◆ Requirement
Transcribe the entries that follow exactly as they appear, minus pictures.

(Data excerpts)
————
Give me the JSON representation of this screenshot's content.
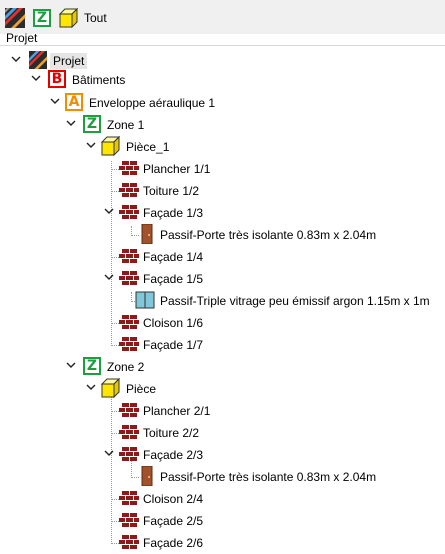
{
  "toolbar": {
    "all_label": "Tout",
    "icons": [
      "project-stripes-icon",
      "zone-z-icon",
      "room-cube-icon"
    ]
  },
  "section_label": "Projet",
  "colors": {
    "zone": "#1e9e3e",
    "building": "#e00000",
    "envelope": "#f28c00",
    "room": "#ffe600",
    "wall": "#8b1a1a",
    "door": "#a0522d",
    "window": "#7fc7d9"
  },
  "tree": {
    "project": "Projet",
    "buildings": "Bâtiments",
    "building_letter": "B",
    "envelope": "Enveloppe aéraulique 1",
    "envelope_letter": "A",
    "zone_letter": "Z",
    "zone1": {
      "label": "Zone 1",
      "room": "Pièce_1",
      "items": {
        "floor": "Plancher 1/1",
        "roof": "Toiture 1/2",
        "facade3": "Façade 1/3",
        "door": "Passif-Porte très isolante 0.83m x 2.04m",
        "facade4": "Façade 1/4",
        "facade5": "Façade 1/5",
        "window": "Passif-Triple vitrage peu émissif argon 1.15m x 1m",
        "partition": "Cloison 1/6",
        "facade7": "Façade 1/7"
      }
    },
    "zone2": {
      "label": "Zone 2",
      "room": "Pièce",
      "items": {
        "floor": "Plancher 2/1",
        "roof": "Toiture 2/2",
        "facade3": "Façade 2/3",
        "door": "Passif-Porte très isolante 0.83m x 2.04m",
        "partition": "Cloison 2/4",
        "facade5": "Façade 2/5",
        "facade6": "Façade 2/6"
      }
    }
  }
}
————
◆ Task response
Give me the JSON representation of this screenshot's content.
{
  "toolbar": {
    "all_label": "Tout",
    "icons": [
      "project-stripes-icon",
      "zone-z-icon",
      "room-cube-icon"
    ]
  },
  "section_label": "Projet",
  "colors": {
    "zone": "#1e9e3e",
    "building": "#e00000",
    "envelope": "#f28c00",
    "room": "#ffe600",
    "wall": "#8b1a1a",
    "door": "#a0522d",
    "window": "#7fc7d9"
  },
  "tree": {
    "project": "Projet",
    "buildings": "Bâtiments",
    "building_letter": "B",
    "envelope": "Enveloppe aéraulique 1",
    "envelope_letter": "A",
    "zone_letter": "Z",
    "zone1": {
      "label": "Zone 1",
      "room": "Pièce_1",
      "items": {
        "floor": "Plancher 1/1",
        "roof": "Toiture 1/2",
        "facade3": "Façade 1/3",
        "door": "Passif-Porte très isolante 0.83m x 2.04m",
        "facade4": "Façade 1/4",
        "facade5": "Façade 1/5",
        "window": "Passif-Triple vitrage peu émissif argon 1.15m x 1m",
        "partition": "Cloison 1/6",
        "facade7": "Façade 1/7"
      }
    },
    "zone2": {
      "label": "Zone 2",
      "room": "Pièce",
      "items": {
        "floor": "Plancher 2/1",
        "roof": "Toiture 2/2",
        "facade3": "Façade 2/3",
        "door": "Passif-Porte très isolante 0.83m x 2.04m",
        "partition": "Cloison 2/4",
        "facade5": "Façade 2/5",
        "facade6": "Façade 2/6"
      }
    }
  }
}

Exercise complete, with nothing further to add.